January 27, 2013
One of the most popular stories on the Sedalia Democrat website is the story about the report from the Missouri State Highway Patrol about a major inadvertent drug bust.
The interstate was 70, the mile marker was around 67, the state was Missouri and the drug was marijuana. The vehicle was a totally not conspicuous white 2012 Chevy Cruze.
“The trooper subsequently searched the vehicle, locating 22.5 pounds of marijuana concealed inside the trunk of the vehicle,” explained the MSHP press release. To most media outlets, this is practically the definition of “more than 20 pounds.”
Usually when you hear about intercepted drug shipments, the haul has been rounded up or rounded down to a nice number that’s divisible by 10. And even more than that, 20 pounds specifically seems to pop up pretty consistently in car-based trafficking. Maybe that’s the standard trunk amount — enough to justify the trip financially, but not enough to stink up the whole vehicle or take up a lot of space.
But no matter how you present it, that’s still kind of a lot of weed, at least for a random traffic stop in the middle of Missouri.
Two fine gentlemen from the Old Dominion State apparently took the junk out of their trunk (or lifted a Chevy Cruze from an unsuspecting homemaker) and filled it with at least $70,000 worth of the devil’s lettuce and decided to take it across at least a couple state lines. What they intended to do with it, of course, is still for the courts to decide. Maybe they thought there was an Italian restaurant in Kansas that really, really needed some oregano right now.
Reports indicate that multiple children and small domesticated animals are still in the hospital after being within a 20-mile radius of the incident. Generations of people have been hopelessly hooked by the demon weed through sheer proximity. They probably just overshot Sedalia a bit and were finding a good place to turn around.
All right, so they probably weren’t going to Sedville. But they were going somewhere. A lot of east-to-west traffic flows through Missouri on I-70, so realistically they could have been headed for any number of western states.
But there’s at least one state where marijuana is in high demand, and it’s a state that’s just one state west of the fine state we have here: Colorado.
Colorado was one of two states in the union that made the possession and subsequent smoking of marijuana fully legal under state law last election. (The other, of course, was Washington, meaning that former LSU football player Tyrann “The Honey Badger” Mathieu probably dreams about being drafted by the Seahawks or the Broncos.) And it would seem to me that various high-level American drug dealers are probably diverting their supply lines in that direction to take advantage of the highly lucrative and probably demanding markets in the west.

ENTRIES PROVIDED:
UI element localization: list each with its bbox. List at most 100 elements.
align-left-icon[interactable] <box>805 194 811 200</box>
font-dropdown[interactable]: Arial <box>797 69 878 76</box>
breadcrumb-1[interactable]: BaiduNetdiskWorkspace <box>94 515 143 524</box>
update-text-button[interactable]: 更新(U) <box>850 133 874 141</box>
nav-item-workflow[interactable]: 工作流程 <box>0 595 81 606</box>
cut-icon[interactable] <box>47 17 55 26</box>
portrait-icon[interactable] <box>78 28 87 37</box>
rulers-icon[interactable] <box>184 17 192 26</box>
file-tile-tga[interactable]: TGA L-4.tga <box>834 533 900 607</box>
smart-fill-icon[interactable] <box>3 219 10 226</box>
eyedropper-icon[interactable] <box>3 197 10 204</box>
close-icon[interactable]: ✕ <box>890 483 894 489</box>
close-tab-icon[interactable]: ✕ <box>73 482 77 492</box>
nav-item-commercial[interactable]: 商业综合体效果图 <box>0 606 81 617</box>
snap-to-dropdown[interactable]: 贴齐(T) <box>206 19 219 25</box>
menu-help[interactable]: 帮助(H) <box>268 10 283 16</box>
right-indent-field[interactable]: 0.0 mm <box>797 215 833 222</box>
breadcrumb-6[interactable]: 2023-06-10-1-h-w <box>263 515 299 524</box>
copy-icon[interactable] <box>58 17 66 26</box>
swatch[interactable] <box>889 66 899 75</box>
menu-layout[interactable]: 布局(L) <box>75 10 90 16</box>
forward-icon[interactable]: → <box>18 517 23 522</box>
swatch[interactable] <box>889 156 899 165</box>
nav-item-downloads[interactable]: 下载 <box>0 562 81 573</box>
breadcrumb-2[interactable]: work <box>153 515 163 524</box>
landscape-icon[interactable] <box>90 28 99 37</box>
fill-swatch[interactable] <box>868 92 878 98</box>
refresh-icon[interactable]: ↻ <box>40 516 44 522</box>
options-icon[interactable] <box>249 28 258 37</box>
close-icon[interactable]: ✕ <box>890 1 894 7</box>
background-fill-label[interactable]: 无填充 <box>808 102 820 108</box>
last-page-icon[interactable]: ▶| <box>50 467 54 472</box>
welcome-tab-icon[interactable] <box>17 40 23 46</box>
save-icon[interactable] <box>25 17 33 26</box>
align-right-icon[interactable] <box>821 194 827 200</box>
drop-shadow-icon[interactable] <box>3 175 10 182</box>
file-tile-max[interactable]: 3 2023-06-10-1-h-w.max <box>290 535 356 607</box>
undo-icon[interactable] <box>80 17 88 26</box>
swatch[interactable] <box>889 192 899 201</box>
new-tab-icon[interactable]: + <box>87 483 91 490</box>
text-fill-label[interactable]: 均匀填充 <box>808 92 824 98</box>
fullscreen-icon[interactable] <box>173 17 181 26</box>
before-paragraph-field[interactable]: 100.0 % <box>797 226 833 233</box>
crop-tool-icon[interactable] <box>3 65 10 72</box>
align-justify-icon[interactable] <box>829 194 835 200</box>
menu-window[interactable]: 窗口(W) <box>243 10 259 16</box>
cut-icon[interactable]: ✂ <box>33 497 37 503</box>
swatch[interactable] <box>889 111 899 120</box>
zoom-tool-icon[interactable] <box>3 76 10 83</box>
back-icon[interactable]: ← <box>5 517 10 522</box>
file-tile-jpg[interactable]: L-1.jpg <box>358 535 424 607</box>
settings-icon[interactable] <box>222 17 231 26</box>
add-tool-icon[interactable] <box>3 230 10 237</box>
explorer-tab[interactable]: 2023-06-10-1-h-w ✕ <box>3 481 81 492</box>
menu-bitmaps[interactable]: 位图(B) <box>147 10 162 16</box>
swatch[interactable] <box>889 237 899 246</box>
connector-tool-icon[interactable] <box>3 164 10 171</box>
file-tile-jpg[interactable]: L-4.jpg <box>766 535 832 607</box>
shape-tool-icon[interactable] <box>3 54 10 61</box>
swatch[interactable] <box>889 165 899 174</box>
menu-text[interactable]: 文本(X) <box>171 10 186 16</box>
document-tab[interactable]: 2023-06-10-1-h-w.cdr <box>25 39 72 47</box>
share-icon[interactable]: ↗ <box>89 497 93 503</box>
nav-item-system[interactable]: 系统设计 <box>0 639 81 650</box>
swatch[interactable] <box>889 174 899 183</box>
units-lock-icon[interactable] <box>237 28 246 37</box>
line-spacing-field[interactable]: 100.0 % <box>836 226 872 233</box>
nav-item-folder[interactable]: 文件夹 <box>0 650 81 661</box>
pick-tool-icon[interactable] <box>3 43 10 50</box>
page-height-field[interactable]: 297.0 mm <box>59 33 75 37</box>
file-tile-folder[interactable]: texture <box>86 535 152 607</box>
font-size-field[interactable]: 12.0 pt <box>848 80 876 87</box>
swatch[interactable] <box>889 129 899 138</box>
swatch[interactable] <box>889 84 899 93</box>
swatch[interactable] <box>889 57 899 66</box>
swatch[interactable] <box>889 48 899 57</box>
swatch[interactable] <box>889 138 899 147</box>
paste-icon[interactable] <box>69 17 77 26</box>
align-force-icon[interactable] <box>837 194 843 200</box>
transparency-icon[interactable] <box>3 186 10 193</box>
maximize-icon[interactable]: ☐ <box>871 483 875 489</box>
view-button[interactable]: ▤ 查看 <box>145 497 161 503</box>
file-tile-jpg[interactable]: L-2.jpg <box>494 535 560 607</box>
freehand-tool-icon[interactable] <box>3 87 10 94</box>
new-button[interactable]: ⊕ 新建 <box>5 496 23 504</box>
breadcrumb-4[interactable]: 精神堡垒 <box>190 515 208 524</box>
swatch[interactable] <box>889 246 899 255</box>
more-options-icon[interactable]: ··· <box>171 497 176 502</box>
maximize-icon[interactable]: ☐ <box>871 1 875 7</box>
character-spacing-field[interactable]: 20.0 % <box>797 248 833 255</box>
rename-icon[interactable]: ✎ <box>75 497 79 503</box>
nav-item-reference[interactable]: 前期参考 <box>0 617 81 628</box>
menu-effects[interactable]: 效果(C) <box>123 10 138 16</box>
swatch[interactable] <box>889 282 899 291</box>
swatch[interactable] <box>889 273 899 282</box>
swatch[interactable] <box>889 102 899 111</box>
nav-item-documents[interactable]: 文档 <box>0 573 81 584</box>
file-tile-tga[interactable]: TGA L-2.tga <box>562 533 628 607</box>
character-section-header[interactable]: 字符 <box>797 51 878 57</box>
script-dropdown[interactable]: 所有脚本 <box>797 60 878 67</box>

EXERCISE INSTRUCTIONS:
- 1) Write out the passage of the marijuana bust column from "The interstate was" up to and including "2012 Chevy Cruze.".
- 2) Extend the marijuana bust column, picking up after its final sentence.
The material is not needed.

LIST OF ANSWERS:
- 1)
The interstate was 70, the mile marker was around 67, the state was Missouri and the drug was marijuana. The vehicle was a totally not conspicuous white 2012 Chevy Cruze.

- 2)
A green rush, as it were, of both sellers and buyers. I can’t count the number of people I’ve heard in person that have been making jokes about two certain states and their strange new found desirability as vacation destinations.
And we know that the road to the Centennial State travels through the Show-Me State and we could see an increase in mobile drug busts right here in our backyard in the near future. I think there’s going to be an increasing amount of marijuana traveling through Missouri and Kansas. Roll out the tanks, load the combat shotguns and secure the state boarders — the people of Colorado won’t enjoy their newly legal drugs by way of Missouri.
It was once a state of mules, it might soon be a state of drug mules.
The actions of the people of Colorado and Washington kind of put states like Missouri in an awkward situation. It would be easy to say that we should hit drug shippers hard and often and sell their vehicles and valuables in police forfeiture auctions. Everyone knows that marijuana is the most dangerous drug ever and that we should make every effort to take it off the streets (literally). On the other hand, the people of the weed-legal states might argue that inbound pot should be subjected to something a localized sovereignty. To them, we are impeding the travel of a perfectly legal substance.
“Where are you going with all that dope, boy?”
“Colorado sir, I swear!”
“Well, take it straight there and don’t leave any of it anywhere else.”
Maybe the governor of Colorado should kill two birds with one stone and issue letters of marque allowing Colorado weed pirates to seize illegal marijuana shipments in other states in the name of Colorado. It would help remove the problem from states that don’t want it and more of it could go where it has a friendlier legal status.
Or, uh, maybe not.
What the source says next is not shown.